▶ What to do: Repeat the data below exactly, dropping any pictures it holds.

Dataset items
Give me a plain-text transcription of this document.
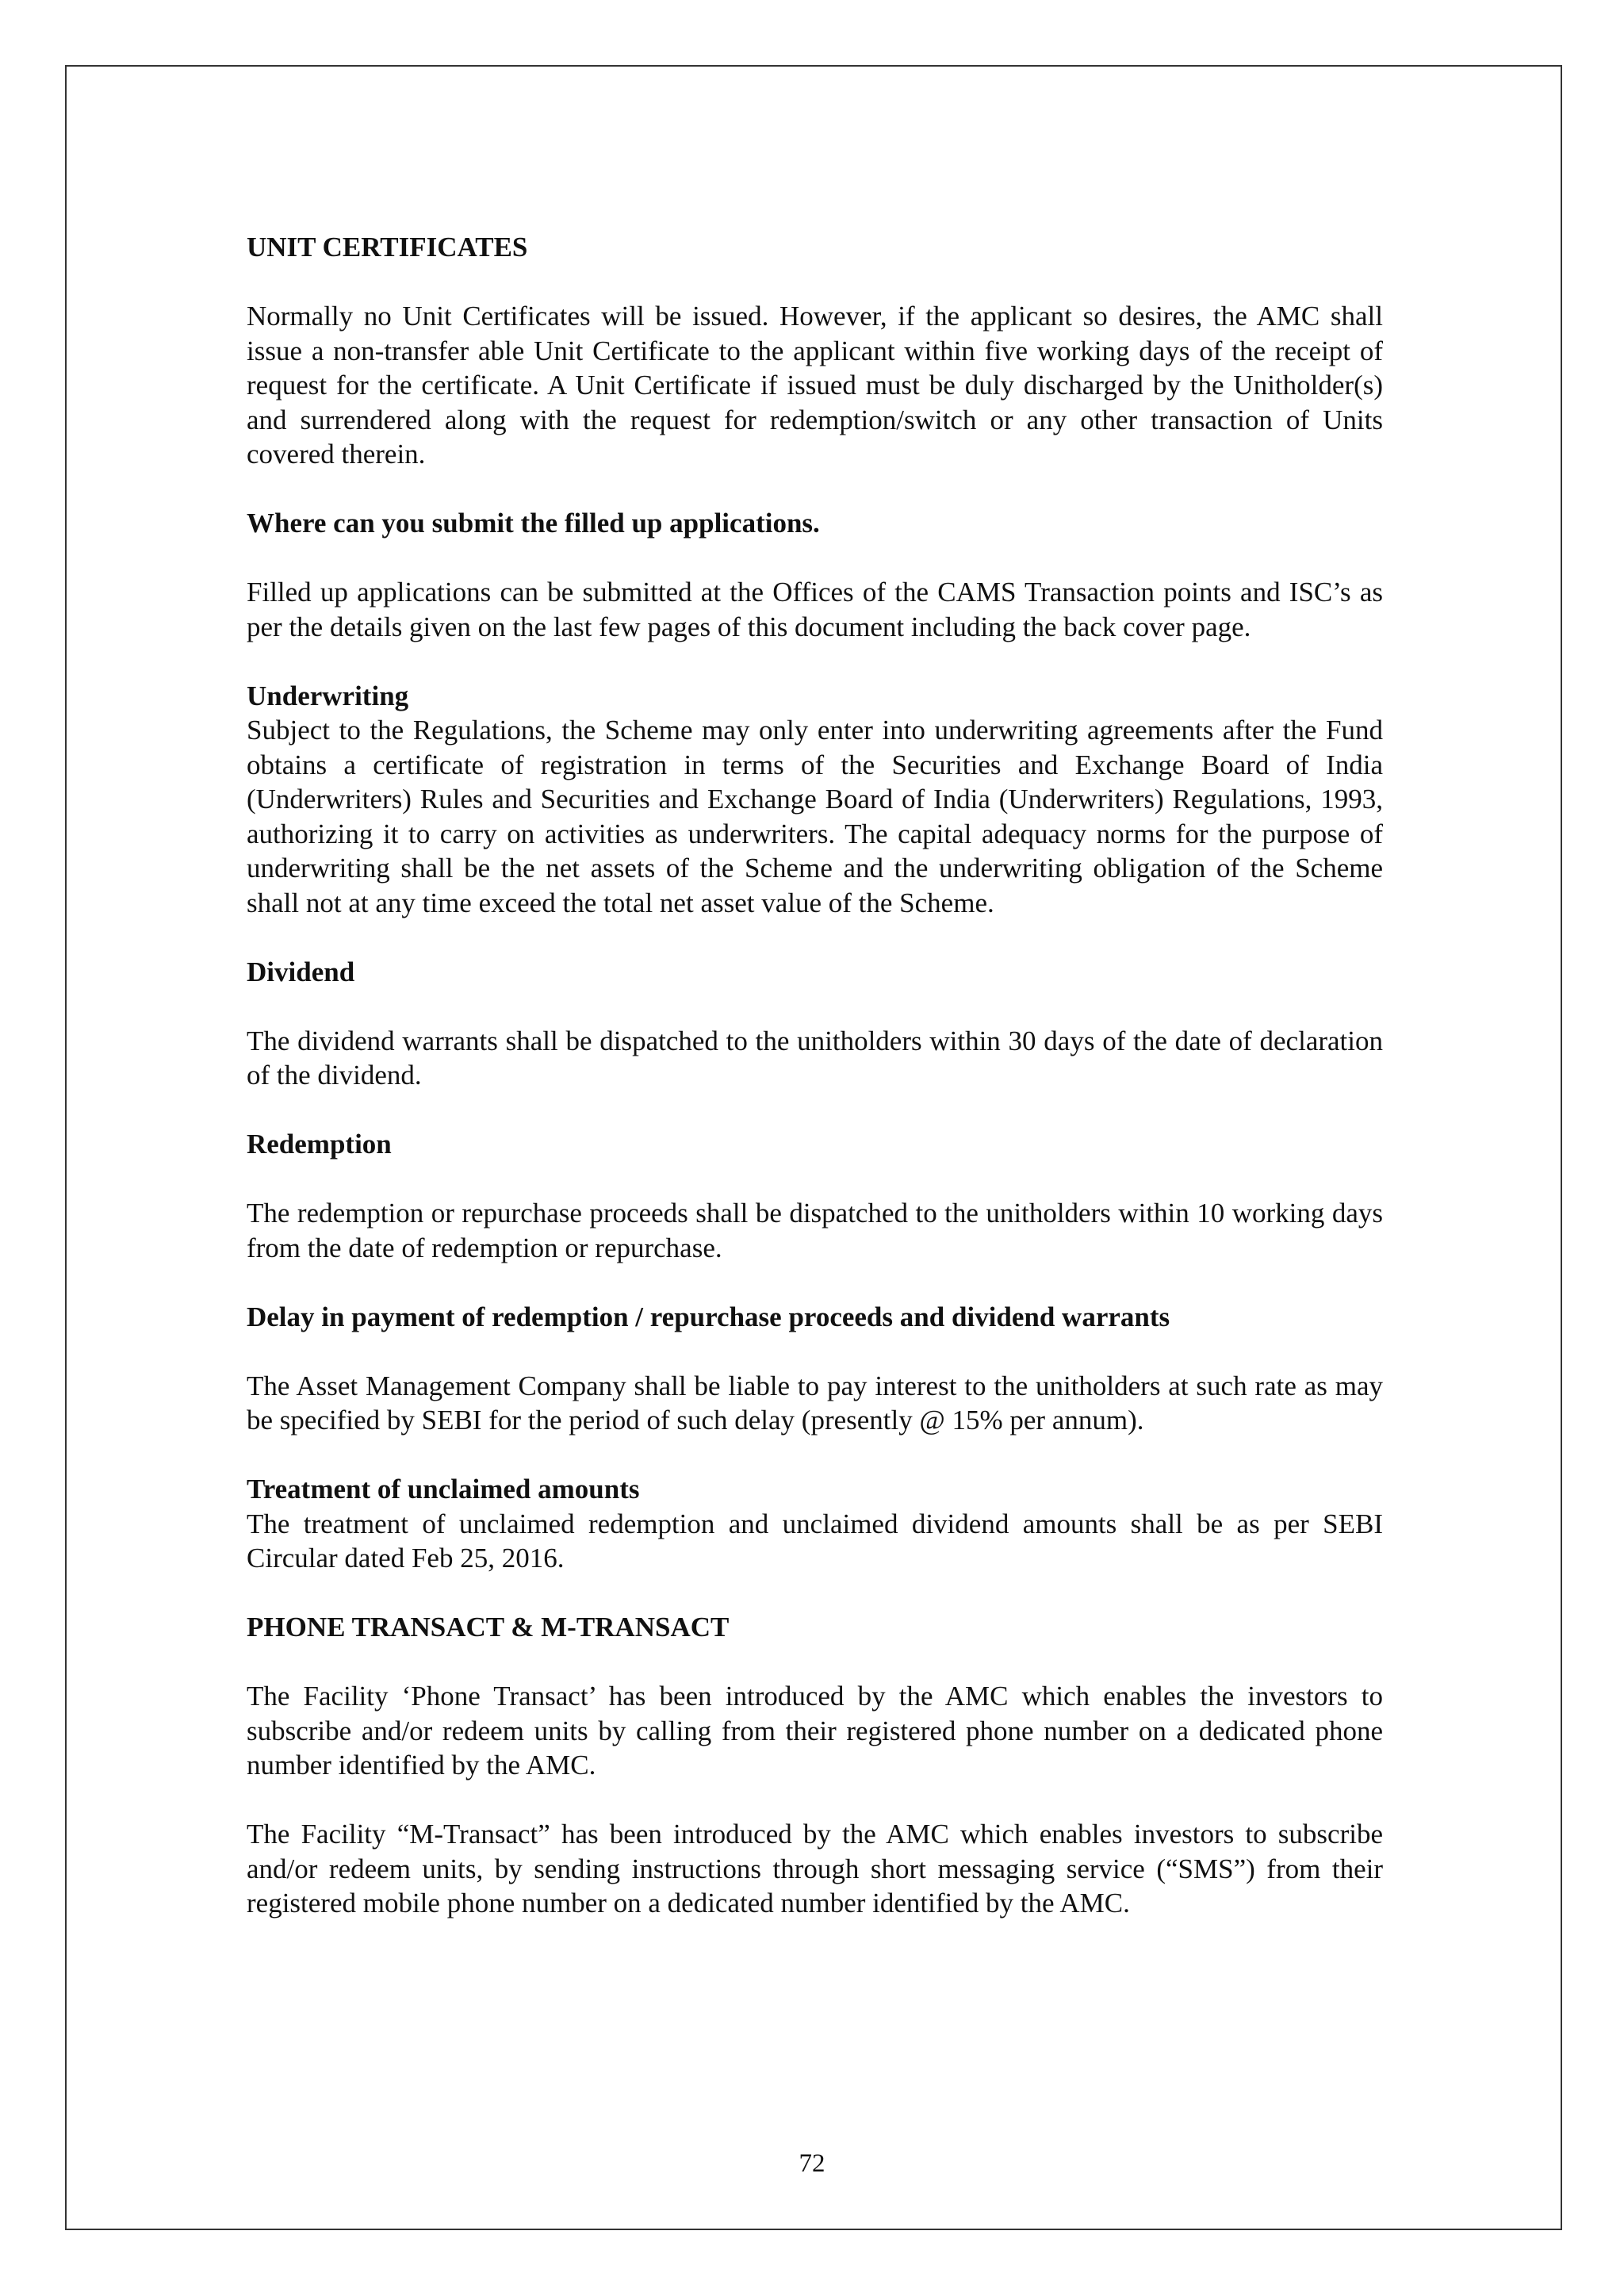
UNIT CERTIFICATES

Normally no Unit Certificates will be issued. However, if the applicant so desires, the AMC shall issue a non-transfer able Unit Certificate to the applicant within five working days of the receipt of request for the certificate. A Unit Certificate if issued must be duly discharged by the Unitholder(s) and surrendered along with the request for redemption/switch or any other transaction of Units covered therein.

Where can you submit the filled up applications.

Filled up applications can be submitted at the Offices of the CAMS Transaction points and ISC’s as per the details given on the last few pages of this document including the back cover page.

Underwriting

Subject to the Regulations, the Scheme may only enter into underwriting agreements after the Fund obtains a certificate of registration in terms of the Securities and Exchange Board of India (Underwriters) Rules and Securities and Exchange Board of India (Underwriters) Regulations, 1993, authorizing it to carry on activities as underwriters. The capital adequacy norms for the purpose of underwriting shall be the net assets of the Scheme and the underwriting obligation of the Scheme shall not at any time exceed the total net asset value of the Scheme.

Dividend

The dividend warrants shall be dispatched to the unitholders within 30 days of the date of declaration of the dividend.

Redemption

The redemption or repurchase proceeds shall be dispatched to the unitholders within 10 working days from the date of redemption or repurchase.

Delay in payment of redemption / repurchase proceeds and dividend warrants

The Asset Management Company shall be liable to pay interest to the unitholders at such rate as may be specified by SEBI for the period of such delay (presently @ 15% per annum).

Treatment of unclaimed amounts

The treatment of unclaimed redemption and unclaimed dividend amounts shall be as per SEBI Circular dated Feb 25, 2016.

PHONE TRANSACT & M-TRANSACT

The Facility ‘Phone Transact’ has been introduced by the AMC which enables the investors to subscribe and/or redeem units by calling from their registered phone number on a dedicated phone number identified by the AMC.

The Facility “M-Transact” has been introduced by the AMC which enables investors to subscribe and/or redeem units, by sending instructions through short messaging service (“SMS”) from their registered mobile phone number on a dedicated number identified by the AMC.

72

▶ Written solution:
Give me a plain-text transcription of this document.
UNIT CERTIFICATES

Normally no Unit Certificates will be issued. However, if the applicant so desires, the AMC shall issue a non-transfer able Unit Certificate to the applicant within five working days of the receipt of request for the certificate. A Unit Certificate if issued must be duly discharged by the Unitholder(s) and surrendered along with the request for redemption/switch or any other transaction of Units covered therein.

Where can you submit the filled up applications.

Filled up applications can be submitted at the Offices of the CAMS Transaction points and ISC’s as per the details given on the last few pages of this document including the back cover page.

Underwriting

Subject to the Regulations, the Scheme may only enter into underwriting agreements after the Fund obtains a certificate of registration in terms of the Securities and Exchange Board of India (Underwriters) Rules and Securities and Exchange Board of India (Underwriters) Regulations, 1993, authorizing it to carry on activities as underwriters. The capital adequacy norms for the purpose of underwriting shall be the net assets of the Scheme and the underwriting obligation of the Scheme shall not at any time exceed the total net asset value of the Scheme.

Dividend

The dividend warrants shall be dispatched to the unitholders within 30 days of the date of declaration of the dividend.

Redemption

The redemption or repurchase proceeds shall be dispatched to the unitholders within 10 working days from the date of redemption or repurchase.

Delay in payment of redemption / repurchase proceeds and dividend warrants

The Asset Management Company shall be liable to pay interest to the unitholders at such rate as may be specified by SEBI for the period of such delay (presently @ 15% per annum).

Treatment of unclaimed amounts

The treatment of unclaimed redemption and unclaimed dividend amounts shall be as per SEBI Circular dated Feb 25, 2016.

PHONE TRANSACT & M-TRANSACT

The Facility ‘Phone Transact’ has been introduced by the AMC which enables the investors to subscribe and/or redeem units by calling from their registered phone number on a dedicated phone number identified by the AMC.

The Facility “M-Transact” has been introduced by the AMC which enables investors to subscribe and/or redeem units, by sending instructions through short messaging service (“SMS”) from their registered mobile phone number on a dedicated number identified by the AMC.

72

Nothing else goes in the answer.